*Goal:*
Identify every line in the records below that contains the word "times", and copy each of those lines.

>>>

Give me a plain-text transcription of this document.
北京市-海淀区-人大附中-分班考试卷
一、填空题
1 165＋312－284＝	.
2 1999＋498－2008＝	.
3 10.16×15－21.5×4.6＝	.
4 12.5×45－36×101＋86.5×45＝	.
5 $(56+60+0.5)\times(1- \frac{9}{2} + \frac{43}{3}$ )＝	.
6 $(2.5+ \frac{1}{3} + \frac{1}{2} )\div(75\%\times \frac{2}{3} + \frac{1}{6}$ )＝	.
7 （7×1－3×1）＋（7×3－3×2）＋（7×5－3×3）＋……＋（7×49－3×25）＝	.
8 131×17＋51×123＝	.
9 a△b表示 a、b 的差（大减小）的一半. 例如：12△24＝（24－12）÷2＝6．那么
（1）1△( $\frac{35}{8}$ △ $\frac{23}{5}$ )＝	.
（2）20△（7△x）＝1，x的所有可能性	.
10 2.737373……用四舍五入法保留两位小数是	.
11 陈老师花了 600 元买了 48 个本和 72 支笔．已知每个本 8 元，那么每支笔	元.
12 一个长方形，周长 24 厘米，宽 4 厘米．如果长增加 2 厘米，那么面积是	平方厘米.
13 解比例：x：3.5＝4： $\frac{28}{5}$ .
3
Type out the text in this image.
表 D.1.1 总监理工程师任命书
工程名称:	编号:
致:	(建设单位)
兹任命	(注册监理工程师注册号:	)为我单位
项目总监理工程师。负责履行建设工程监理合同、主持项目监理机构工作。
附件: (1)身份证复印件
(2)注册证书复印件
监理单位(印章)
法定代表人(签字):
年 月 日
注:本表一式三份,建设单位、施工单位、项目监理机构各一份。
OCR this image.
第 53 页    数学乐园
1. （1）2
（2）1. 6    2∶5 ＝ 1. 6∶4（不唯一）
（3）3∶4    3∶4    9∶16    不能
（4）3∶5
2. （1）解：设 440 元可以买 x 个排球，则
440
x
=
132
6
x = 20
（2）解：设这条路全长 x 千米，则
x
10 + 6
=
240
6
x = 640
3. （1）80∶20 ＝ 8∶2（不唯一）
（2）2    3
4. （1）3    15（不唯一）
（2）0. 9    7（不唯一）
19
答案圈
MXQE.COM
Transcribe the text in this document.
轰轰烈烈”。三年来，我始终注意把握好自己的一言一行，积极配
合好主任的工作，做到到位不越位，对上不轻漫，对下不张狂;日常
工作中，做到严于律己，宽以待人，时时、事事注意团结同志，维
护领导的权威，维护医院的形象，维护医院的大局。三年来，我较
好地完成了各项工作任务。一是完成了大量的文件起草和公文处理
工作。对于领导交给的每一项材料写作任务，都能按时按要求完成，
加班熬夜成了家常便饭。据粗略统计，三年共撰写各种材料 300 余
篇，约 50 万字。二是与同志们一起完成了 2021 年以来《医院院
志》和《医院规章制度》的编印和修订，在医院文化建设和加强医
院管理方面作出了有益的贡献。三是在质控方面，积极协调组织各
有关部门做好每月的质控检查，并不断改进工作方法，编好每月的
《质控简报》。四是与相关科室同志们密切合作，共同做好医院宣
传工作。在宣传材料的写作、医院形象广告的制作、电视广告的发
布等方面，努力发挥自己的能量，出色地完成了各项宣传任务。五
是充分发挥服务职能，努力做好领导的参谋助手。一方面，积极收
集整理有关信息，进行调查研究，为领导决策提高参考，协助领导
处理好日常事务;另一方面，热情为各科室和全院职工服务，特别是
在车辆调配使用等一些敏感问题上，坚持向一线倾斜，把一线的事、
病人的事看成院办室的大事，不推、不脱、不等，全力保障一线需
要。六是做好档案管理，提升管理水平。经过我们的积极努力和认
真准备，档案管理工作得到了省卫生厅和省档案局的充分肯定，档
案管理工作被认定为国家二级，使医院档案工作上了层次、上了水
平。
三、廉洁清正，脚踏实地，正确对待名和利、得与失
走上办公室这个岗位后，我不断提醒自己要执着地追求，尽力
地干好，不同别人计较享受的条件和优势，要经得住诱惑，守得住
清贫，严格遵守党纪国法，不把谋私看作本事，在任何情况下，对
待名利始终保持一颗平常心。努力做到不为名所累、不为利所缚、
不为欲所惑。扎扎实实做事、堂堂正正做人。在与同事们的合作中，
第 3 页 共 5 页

<<<

*Answer to this exercise:*
5 $(56+60+0.5)\times(1- \frac{9}{2} + \frac{43}{3}$ )＝	.
6 $(2.5+ \frac{1}{3} + \frac{1}{2} )\div(75\%\times \frac{2}{3} + \frac{1}{6}$ )＝	.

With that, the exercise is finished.